EXERCISE MATERIALS
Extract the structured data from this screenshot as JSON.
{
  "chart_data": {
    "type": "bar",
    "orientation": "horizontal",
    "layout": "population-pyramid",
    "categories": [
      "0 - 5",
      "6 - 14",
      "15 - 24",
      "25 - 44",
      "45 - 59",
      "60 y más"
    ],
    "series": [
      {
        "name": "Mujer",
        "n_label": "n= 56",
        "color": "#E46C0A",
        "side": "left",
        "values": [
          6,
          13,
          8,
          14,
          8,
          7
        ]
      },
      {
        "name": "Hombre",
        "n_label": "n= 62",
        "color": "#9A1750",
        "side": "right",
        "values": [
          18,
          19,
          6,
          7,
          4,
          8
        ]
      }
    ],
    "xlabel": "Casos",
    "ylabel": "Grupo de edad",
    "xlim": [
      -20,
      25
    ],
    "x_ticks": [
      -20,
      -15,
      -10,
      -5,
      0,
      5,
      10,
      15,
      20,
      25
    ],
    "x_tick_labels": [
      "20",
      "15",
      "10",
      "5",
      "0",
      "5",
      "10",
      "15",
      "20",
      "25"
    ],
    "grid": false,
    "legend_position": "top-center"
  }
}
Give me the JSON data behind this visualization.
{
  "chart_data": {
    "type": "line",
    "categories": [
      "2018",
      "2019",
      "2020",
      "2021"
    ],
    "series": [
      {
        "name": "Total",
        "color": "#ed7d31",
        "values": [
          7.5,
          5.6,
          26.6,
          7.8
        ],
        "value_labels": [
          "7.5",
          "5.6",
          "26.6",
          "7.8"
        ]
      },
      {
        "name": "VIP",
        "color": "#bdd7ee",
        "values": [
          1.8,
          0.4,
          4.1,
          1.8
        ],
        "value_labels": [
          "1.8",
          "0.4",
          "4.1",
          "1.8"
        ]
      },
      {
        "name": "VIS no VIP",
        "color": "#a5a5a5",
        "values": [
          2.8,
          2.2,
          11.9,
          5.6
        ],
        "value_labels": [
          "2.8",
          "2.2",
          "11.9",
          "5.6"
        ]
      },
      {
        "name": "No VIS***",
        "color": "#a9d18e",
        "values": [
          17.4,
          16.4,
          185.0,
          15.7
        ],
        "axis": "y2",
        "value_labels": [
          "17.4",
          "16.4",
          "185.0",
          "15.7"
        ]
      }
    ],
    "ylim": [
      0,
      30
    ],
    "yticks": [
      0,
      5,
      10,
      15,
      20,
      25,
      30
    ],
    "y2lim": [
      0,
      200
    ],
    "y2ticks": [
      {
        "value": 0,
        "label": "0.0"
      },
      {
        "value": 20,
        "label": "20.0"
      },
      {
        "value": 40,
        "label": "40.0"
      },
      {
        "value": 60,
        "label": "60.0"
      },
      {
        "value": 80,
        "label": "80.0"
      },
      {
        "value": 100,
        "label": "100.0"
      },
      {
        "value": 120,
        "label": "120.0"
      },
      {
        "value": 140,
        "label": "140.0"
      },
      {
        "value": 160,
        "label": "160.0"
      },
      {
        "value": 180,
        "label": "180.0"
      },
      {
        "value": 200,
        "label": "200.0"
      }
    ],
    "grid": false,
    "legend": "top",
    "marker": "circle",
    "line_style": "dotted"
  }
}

WHAT YOU ARE ASKED TO DO
Return the lines above exactly, keeping every word.

FINISHED ANSWER
Extract the structured data from this screenshot as JSON.
{
  "chart_data": {
    "type": "bar",
    "orientation": "horizontal",
    "layout": "population-pyramid",
    "categories": [
      "0 - 5",
      "6 - 14",
      "15 - 24",
      "25 - 44",
      "45 - 59",
      "60 y más"
    ],
    "series": [
      {
        "name": "Mujer",
        "n_label": "n= 56",
        "color": "#E46C0A",
        "side": "left",
        "values": [
          6,
          13,
          8,
          14,
          8,
          7
        ]
      },
      {
        "name": "Hombre",
        "n_label": "n= 62",
        "color": "#9A1750",
        "side": "right",
        "values": [
          18,
          19,
          6,
          7,
          4,
          8
        ]
      }
    ],
    "xlabel": "Casos",
    "ylabel": "Grupo de edad",
    "xlim": [
      -20,
      25
    ],
    "x_ticks": [
      -20,
      -15,
      -10,
      -5,
      0,
      5,
      10,
      15,
      20,
      25
    ],
    "x_tick_labels": [
      "20",
      "15",
      "10",
      "5",
      "0",
      "5",
      "10",
      "15",
      "20",
      "25"
    ],
    "grid": false,
    "legend_position": "top-center"
  }
}
Give me the JSON data behind this visualization.
{
  "chart_data": {
    "type": "line",
    "categories": [
      "2018",
      "2019",
      "2020",
      "2021"
    ],
    "series": [
      {
        "name": "Total",
        "color": "#ed7d31",
        "values": [
          7.5,
          5.6,
          26.6,
          7.8
        ],
        "value_labels": [
          "7.5",
          "5.6",
          "26.6",
          "7.8"
        ]
      },
      {
        "name": "VIP",
        "color": "#bdd7ee",
        "values": [
          1.8,
          0.4,
          4.1,
          1.8
        ],
        "value_labels": [
          "1.8",
          "0.4",
          "4.1",
          "1.8"
        ]
      },
      {
        "name": "VIS no VIP",
        "color": "#a5a5a5",
        "values": [
          2.8,
          2.2,
          11.9,
          5.6
        ],
        "value_labels": [
          "2.8",
          "2.2",
          "11.9",
          "5.6"
        ]
      },
      {
        "name": "No VIS***",
        "color": "#a9d18e",
        "values": [
          17.4,
          16.4,
          185.0,
          15.7
        ],
        "axis": "y2",
        "value_labels": [
          "17.4",
          "16.4",
          "185.0",
          "15.7"
        ]
      }
    ],
    "ylim": [
      0,
      30
    ],
    "yticks": [
      0,
      5,
      10,
      15,
      20,
      25,
      30
    ],
    "y2lim": [
      0,
      200
    ],
    "y2ticks": [
      {
        "value": 0,
        "label": "0.0"
      },
      {
        "value": 20,
        "label": "20.0"
      },
      {
        "value": 40,
        "label": "40.0"
      },
      {
        "value": 60,
        "label": "60.0"
      },
      {
        "value": 80,
        "label": "80.0"
      },
      {
        "value": 100,
        "label": "100.0"
      },
      {
        "value": 120,
        "label": "120.0"
      },
      {
        "value": 140,
        "label": "140.0"
      },
      {
        "value": 160,
        "label": "160.0"
      },
      {
        "value": 180,
        "label": "180.0"
      },
      {
        "value": 200,
        "label": "200.0"
      }
    ],
    "grid": false,
    "legend": "top",
    "marker": "circle",
    "line_style": "dotted"
  }
}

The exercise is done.